PAGE TEXT
· · · ·

We are 20 officers here. Don’t worry about me. Pay my regards to everybody at home, specially to mummy, grandfather – Indian government can contact Pakistan government for our freedom.” The then Defence Secretary had the handwriting confirmed as Ashok’s and changed the official statement from “killed in action” to “missing in action”!
When one gets one’s son’s letter from a prison in Pakistan, what does one do? Well, R.S. Suri spent the rest of his life making weekly trips to the Ministry of External Affairs where everyone got to know him well. He worked with the government, careful not to involve the media because MEA officials advised him that the missing servicemen were in danger of being killed if they did so.
He along with other Delhi based families formed the Missing Defence Personnel Relative’s organization. He used to write to family members based in other parts of the country updating them on what all had transpired. He wrote regularly to the Prime Minister and received regular replies. The overriding concern was that the issue should be taken up whenever the two sides met as a matter of urgency.
In a letter on Jul 15th, 1980, Dr Suri writes from the Delhi Based Next of Kin to the Honourable Minister of External Affairs of Pakistan, Mr Agha Shahi. Talking of the Missing men and welcoming Pakistan’s gesture to search for these men, “……..
You will appreciate that the family members have undergone enough agony and misery and some have become mental as well as physical wrecks. The suspense for them is unbearable. ….settle this issue on humanitarian grounds.”
- A brief note from Major Ashok Suri followed by another letter in 1975. His father also received letters from a Karachi jail on August 13th 1975 dated June 14/15/16th 1975 stating that there were 20 other officers with him there. The handwriting was authenticated by the Indian government and Indian Ministry of External Affairs officials on many occasions expressed to Dr RS Suri that they believed Ashok Suri was there.

· · · ·

COLLECTED MATERIAL
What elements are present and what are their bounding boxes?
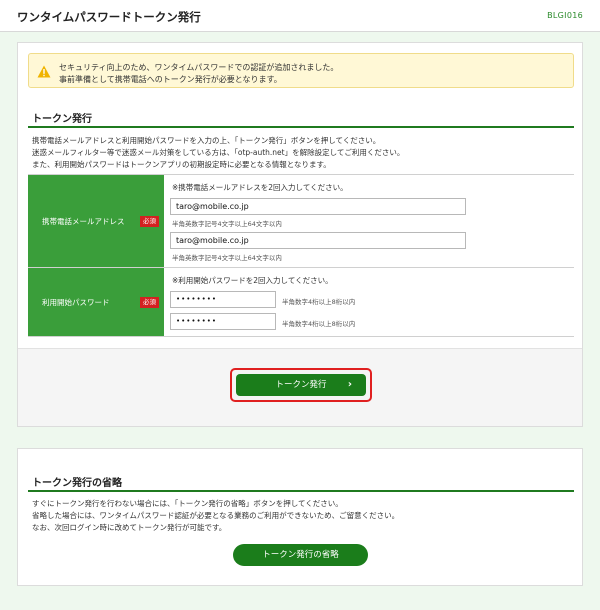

· · · ·

Extend the account of Major Ashok Suri and his father's search for India's missing servicemen, picking up after its final sentence. The data play no part in what follows.

- Flight Lt. V.V. Tambay(Vijay Vasant Tambay) ( the following is often cited as evidence- however if you note, the paper report is on 5th dec. Tambay went missing on 6th dec. SO the newspaper report is wrong.)
- Time magazine dated December 24, 1971, carried a photograph of Indian prisoners behind bars. The photograph turned out to be that of Major A.K. Ghosh, who did not return with the rest of the POWs. Also shown in the Background is Lt. V.V. Tambay.
- Flight Lt. V.V. Tambay’s name was published in the Pakistan paper, Sunday Pakistan Observer on December 5, 1971 as Flt Lt Tombay. It said five Indian pilots were captured . Pakistan did not include his name in the list of Pows and the Indian government forgot to secure his release. Daljit Singh, repatriated on March 4, 1988, said he had seen Flight Lt. Tambay at the Lahore interrogation centre in February 1978.
- Mohanlal Bhaskar, who was in a jail between 1968 and 1974 and repatriated on 09.12.1974 wrote a book in hindi ( I was a spy for India) and gave a signed affidavit stating that he met a Col Asif Shafi of Second Punjab regt of Pakistan and a Maj Ayaaz Ahmed Sipra in Fort of Attock imprisoned for conspiring against Bhutto in the infamous “Attock conspiracy” . The Pakistani Major Ayaaz Ahmed Sipra spoke of his befriending a Gill of the Indian Air Force and a Captain Singh of the Indian Army as well as mentioning that there were around 40 Pows of the 1965 and 1971 wars in that jail who had no chances of release.
- Assa Singh’s son, Harcharan Singh, is convinced that his father is still alive. Harcharan Singh said that Bhogal Ram, another soldier, was released from Pakistan in 2000 and had seen Assa Singh alive at the Kot Lakhpat jail. Harcharan was five when his father left for war and the growing up was hard.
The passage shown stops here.